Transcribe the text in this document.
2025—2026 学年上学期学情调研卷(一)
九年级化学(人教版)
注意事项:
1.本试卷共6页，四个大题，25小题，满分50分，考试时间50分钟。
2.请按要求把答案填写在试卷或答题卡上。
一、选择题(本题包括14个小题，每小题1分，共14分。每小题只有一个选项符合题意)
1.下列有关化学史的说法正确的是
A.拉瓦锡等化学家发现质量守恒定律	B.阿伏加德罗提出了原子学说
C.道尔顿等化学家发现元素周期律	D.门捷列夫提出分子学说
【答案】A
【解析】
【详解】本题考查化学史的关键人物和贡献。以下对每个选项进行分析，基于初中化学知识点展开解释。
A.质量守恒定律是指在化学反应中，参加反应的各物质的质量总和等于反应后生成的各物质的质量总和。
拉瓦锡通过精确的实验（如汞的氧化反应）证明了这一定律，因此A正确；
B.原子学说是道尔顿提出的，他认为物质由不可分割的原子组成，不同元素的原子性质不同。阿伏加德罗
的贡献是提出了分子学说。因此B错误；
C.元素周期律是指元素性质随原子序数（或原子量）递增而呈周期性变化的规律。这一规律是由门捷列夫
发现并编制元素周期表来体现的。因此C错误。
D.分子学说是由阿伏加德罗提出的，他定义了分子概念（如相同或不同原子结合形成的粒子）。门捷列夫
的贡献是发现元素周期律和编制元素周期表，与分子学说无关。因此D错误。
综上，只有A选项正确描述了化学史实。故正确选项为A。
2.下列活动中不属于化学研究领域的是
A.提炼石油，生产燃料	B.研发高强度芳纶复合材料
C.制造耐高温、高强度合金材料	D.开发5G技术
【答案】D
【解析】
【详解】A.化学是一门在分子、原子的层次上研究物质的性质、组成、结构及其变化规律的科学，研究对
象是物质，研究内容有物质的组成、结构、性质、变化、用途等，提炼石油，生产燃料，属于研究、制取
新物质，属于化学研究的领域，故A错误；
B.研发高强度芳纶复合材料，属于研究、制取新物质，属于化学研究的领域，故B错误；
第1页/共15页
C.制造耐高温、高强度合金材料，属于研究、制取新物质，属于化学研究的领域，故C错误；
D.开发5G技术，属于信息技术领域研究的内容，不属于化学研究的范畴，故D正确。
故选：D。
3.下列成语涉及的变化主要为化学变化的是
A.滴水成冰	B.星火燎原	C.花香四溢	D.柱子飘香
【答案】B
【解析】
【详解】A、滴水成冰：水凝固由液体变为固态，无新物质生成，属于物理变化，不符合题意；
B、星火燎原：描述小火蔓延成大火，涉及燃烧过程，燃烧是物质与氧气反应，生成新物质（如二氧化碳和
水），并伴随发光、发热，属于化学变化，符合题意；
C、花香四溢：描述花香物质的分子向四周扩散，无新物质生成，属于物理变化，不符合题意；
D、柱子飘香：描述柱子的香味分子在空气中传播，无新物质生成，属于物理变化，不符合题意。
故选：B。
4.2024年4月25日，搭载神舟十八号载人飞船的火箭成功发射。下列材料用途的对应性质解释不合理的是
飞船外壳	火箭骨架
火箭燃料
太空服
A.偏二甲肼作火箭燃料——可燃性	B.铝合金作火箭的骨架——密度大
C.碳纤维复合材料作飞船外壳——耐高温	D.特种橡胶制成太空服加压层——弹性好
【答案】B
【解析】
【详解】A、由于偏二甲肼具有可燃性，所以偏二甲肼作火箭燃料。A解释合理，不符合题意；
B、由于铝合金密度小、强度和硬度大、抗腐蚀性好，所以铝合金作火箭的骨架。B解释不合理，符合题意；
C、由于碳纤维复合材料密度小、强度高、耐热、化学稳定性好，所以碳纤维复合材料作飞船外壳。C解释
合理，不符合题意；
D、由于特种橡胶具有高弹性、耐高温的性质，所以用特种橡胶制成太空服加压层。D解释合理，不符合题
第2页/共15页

——————

# Exercise aim:
Using the records above, pull out each line where the word "属于化学研究的领域" occurs.

# Problem solution:
新物质，属于化学研究的领域，故A错误；
B.研发高强度芳纶复合材料，属于研究、制取新物质，属于化学研究的领域，故B错误；
C.制造耐高温、高强度合金材料，属于研究、制取新物质，属于化学研究的领域，故C错误；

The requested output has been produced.